Texto proporcionado —
= = = = =

Para quienes caminan sobre la Tierra, un hijo es una inversión. Moisés, pañales, salus –con suerte–, guardería, media jornada laboral. Colegio, libros de texto y libros de ficción. Actividades extraescolares, vacaciones, rememorizar los ríos de la Península ibérica después de nueve horas de oficina. Regalos de cumpleaños, viajes con amigos, campamento de inmersión en inglés, qué narices era la trigonometría, matrícula de la universidad.
Si el asunto sale medianamente bien, los padres, a cambio, habrán obtenido un hogar, que no es sino un sitio donde guarecerse y reposar. Si la cosa sale reguleramente, los padres habrán conseguido que bajo su techo se forje un psicópata. O, peor, un artista.
Para quienes caminan sobre píxeles, un hijo es una inversión y un activo comercial. Una influencer española ha dado a luz a su segundo retoño y antes de que acabara el día del parto la cara del bebé ya colgaba libre en Instagram.
Cuando la fuente de ingresos principal de una casa pende de un like, el menor de edad se convierte en una rama del negocio, en músculo del storytelling. En una línea más para la presentación ante la marca con la que el instagramer, youtuber o tiktoker de turno aspira a colaborar.

= = = = =

Ítems mostrados —

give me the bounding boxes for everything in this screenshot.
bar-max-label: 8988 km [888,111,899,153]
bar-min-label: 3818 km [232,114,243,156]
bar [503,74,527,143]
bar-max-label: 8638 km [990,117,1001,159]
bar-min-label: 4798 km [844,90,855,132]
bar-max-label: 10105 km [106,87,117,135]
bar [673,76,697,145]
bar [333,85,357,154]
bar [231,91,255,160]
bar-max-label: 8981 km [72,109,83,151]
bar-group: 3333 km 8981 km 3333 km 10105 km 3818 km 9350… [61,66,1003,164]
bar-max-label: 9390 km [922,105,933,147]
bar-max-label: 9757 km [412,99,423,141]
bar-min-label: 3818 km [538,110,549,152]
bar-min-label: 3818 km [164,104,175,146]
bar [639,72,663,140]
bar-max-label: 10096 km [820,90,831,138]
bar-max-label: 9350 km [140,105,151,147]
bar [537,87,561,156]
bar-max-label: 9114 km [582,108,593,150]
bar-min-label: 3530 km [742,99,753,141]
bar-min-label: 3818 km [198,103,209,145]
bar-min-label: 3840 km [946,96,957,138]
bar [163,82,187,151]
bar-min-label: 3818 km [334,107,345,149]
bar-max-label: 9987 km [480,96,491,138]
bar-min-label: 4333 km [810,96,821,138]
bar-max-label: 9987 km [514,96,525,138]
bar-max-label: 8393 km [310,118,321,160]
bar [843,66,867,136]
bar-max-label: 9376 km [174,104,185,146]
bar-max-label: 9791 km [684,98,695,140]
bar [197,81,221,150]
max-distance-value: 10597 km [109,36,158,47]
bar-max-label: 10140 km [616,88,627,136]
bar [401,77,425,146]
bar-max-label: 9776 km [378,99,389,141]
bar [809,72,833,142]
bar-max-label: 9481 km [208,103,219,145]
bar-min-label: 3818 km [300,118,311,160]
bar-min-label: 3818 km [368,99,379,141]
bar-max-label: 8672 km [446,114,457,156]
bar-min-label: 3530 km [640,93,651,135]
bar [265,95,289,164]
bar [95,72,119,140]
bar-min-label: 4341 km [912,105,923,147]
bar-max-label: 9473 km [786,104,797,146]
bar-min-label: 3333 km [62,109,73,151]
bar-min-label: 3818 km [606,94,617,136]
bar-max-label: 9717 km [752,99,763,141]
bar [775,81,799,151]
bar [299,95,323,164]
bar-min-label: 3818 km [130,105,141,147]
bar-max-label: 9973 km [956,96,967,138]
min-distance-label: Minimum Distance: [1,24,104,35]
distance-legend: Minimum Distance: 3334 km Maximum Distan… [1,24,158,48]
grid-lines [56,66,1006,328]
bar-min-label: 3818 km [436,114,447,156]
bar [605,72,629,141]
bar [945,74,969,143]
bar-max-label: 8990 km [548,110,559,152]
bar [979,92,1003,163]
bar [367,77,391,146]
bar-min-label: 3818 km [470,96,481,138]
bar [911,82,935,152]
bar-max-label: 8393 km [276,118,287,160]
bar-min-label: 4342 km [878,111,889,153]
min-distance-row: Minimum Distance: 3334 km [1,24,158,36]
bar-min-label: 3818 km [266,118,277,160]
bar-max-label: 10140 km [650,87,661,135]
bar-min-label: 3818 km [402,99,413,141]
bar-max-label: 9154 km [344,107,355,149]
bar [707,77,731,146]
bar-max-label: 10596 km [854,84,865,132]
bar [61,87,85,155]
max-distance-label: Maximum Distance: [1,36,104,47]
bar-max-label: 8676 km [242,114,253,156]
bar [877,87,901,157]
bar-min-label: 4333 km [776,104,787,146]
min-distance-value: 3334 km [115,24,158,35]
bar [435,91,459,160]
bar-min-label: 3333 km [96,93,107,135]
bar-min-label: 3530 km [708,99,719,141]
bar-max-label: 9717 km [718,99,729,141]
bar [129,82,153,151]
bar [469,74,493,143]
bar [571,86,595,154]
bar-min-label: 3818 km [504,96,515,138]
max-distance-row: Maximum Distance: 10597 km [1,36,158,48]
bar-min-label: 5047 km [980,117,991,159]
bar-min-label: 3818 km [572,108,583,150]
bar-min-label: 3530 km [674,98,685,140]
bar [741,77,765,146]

= = = = =

Lista de actividades —
1 - Indica si cada afirmación concuerda con el texto sobre los hijos como inversión, respondiendo sí o no y citando literalmente las palabras que lo deciden: (a) la influencer española ha dado a luz a su primer hijo; (b) la cara del bebé se publicó en Instagram antes de que terminara el día del parto; (c) si el asunto sale medianamente bien, los padres obtienen un hogar.
2 - Transcribe del texto sobre los hijos como inversión el fragmento que va de "Para quienes caminan sobre la" a "de la universidad.".
3 - Retoma el texto sobre los hijos como inversión y continúalo a partir de su última oración.
Los ítems no son necesarios para resolver estas actividades.

Respuestas por ítem —
1 -
(a) No: "Una influencer española ha dado a luz a su segundo retoño".
(b) Sí: "antes de que acabara el día del parto la cara del bebé ya colgaba libre en Instagram".
(c) Sí: "Si el asunto sale medianamente bien, los padres, a cambio, habrán obtenido un hogar".

2 -
Para quienes caminan sobre la Tierra, un hijo es una inversión. Moisés, pañales, salus –con suerte–, guardería, media jornada laboral. Colegio, libros de texto y libros de ficción. Actividades extraescolares, vacaciones, rememorizar los ríos de la Península ibérica después de nueve horas de oficina. Regalos de cumpleaños, viajes con amigos, campamento de inmersión en inglés, qué narices era la trigonometría, matrícula de la universidad.

3 -
Durante el embarazo, el perfil, seguido por cientos de miles de personas, se cuaja de cremas antiestrías y visitas a clínicas de ginecología y obstetricia modernísimas, blancas y luminosas, como un balneario en Suiza.
Cuando el niño hace pop, llegan los negocietes con marcas que venden carritos y mochilas portabebés. Si el crío ya no encaja en la categoría de lactante y ha comenzado a andar, si le empiezan a asomar los dientecillos, la primavera y el otoño traerá a la familia al completo una excursión pagada a Disneyland.
Al hijo del instagramer le ocurre lo que a una estrella infantil del siglo XX: a cambio de dinero y popularidad, ha sido desposeído por sus propios padres de su privacidad. En su recolección del casito, quienes deben protegerlo han convertido su cara y su rutina, sus berrinches y hasta sus eritemas solares, en materia pública y una baratija con la que trapichear.
Con sólo prestar cierta atención a los vídeos y fotos publicados a lo largo de un mes, un habitante del último pueblo al sur de los Balcanes puede averiguar a qué colegio va, qué asignaturas suspende, cuánto pesó al nacer, qué hospital aloja su historial clínico o a qué hora juega al fútbol el chico los sábados por la mañana.
Una señora de Tocina, familiarizada con su voz, acostumbrada a sus gracietas, puede reclamarle "un besito" al niño cuando coincida con la familia una tarde de agosto en un bar de Chiclana.
A través de la pantalla, que distancia, y de la sobreexposición, que deshumaniza, los padres transforman a sus hijos en atrezo, en un objeto de su propiedad. Les endosan la carga de sus decisiones laborales. Anulan el espacio para su libre desarrollo. Eliminan su individualidad.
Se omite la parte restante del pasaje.